Your goal
Leaving out every picture, quote the data below exactly as it appears.

Data listing
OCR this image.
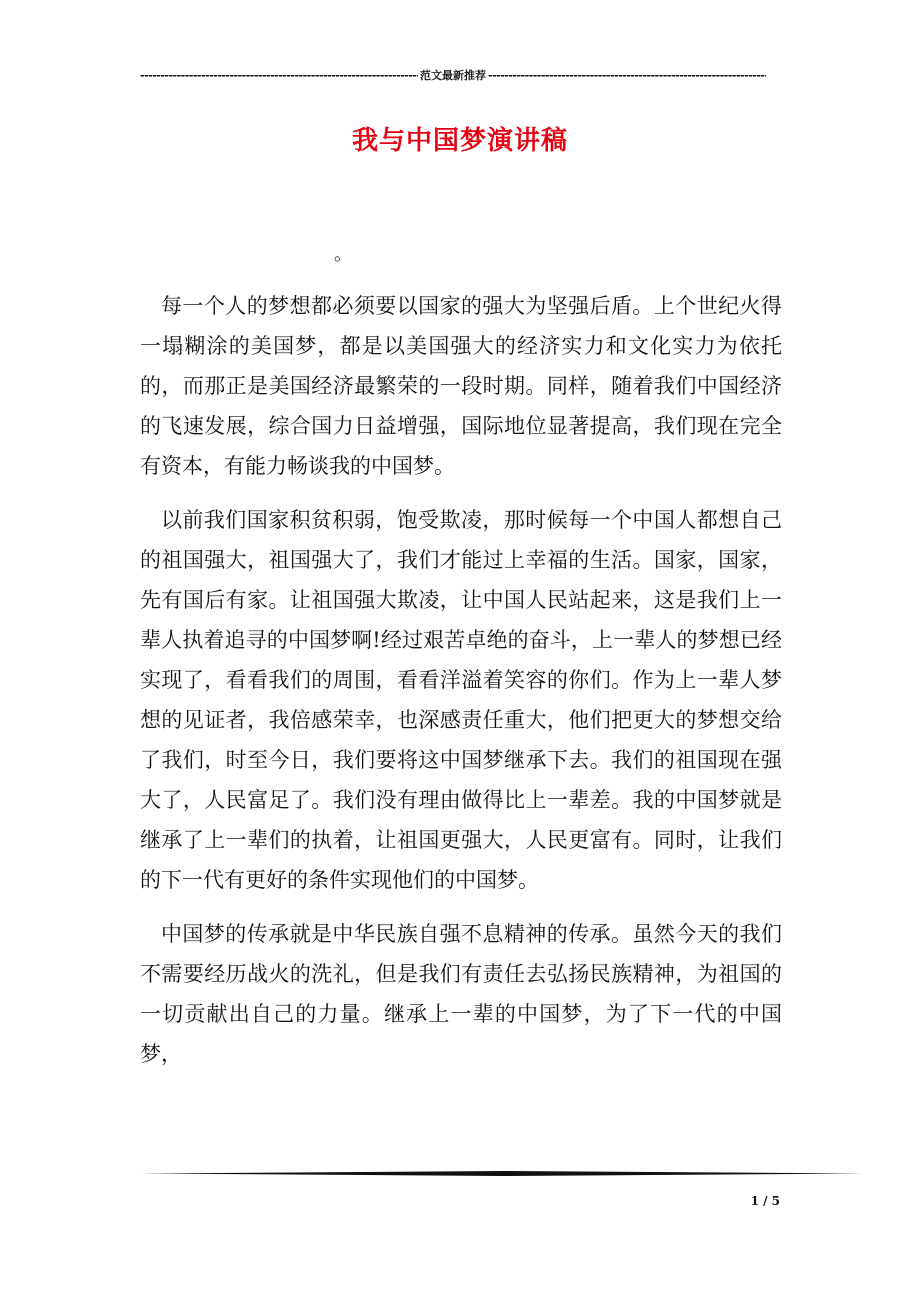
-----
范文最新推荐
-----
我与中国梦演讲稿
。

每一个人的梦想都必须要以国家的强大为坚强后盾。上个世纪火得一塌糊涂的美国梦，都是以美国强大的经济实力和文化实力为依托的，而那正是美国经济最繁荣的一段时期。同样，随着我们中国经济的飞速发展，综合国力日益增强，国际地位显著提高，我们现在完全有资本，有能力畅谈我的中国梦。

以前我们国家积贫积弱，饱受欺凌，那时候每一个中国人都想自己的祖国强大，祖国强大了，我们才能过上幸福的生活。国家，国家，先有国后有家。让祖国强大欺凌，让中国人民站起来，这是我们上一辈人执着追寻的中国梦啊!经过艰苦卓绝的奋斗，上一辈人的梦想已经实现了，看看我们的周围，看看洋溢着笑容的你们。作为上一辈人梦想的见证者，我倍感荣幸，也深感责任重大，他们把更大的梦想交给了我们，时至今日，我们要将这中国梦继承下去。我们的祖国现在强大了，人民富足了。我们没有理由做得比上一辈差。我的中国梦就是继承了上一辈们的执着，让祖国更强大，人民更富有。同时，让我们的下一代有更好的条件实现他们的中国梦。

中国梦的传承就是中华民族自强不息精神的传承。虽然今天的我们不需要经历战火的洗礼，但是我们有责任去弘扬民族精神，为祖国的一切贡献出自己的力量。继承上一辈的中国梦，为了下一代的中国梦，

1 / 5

Output for this task
OCR this image.
-----
范文最新推荐
-----
我与中国梦演讲稿
。

每一个人的梦想都必须要以国家的强大为坚强后盾。上个世纪火得一塌糊涂的美国梦，都是以美国强大的经济实力和文化实力为依托的，而那正是美国经济最繁荣的一段时期。同样，随着我们中国经济的飞速发展，综合国力日益增强，国际地位显著提高，我们现在完全有资本，有能力畅谈我的中国梦。

以前我们国家积贫积弱，饱受欺凌，那时候每一个中国人都想自己的祖国强大，祖国强大了，我们才能过上幸福的生活。国家，国家，先有国后有家。让祖国强大欺凌，让中国人民站起来，这是我们上一辈人执着追寻的中国梦啊!经过艰苦卓绝的奋斗，上一辈人的梦想已经实现了，看看我们的周围，看看洋溢着笑容的你们。作为上一辈人梦想的见证者，我倍感荣幸，也深感责任重大，他们把更大的梦想交给了我们，时至今日，我们要将这中国梦继承下去。我们的祖国现在强大了，人民富足了。我们没有理由做得比上一辈差。我的中国梦就是继承了上一辈们的执着，让祖国更强大，人民更富有。同时，让我们的下一代有更好的条件实现他们的中国梦。

中国梦的传承就是中华民族自强不息精神的传承。虽然今天的我们不需要经历战火的洗礼，但是我们有责任去弘扬民族精神，为祖国的一切贡献出自己的力量。继承上一辈的中国梦，为了下一代的中国梦，

1 / 5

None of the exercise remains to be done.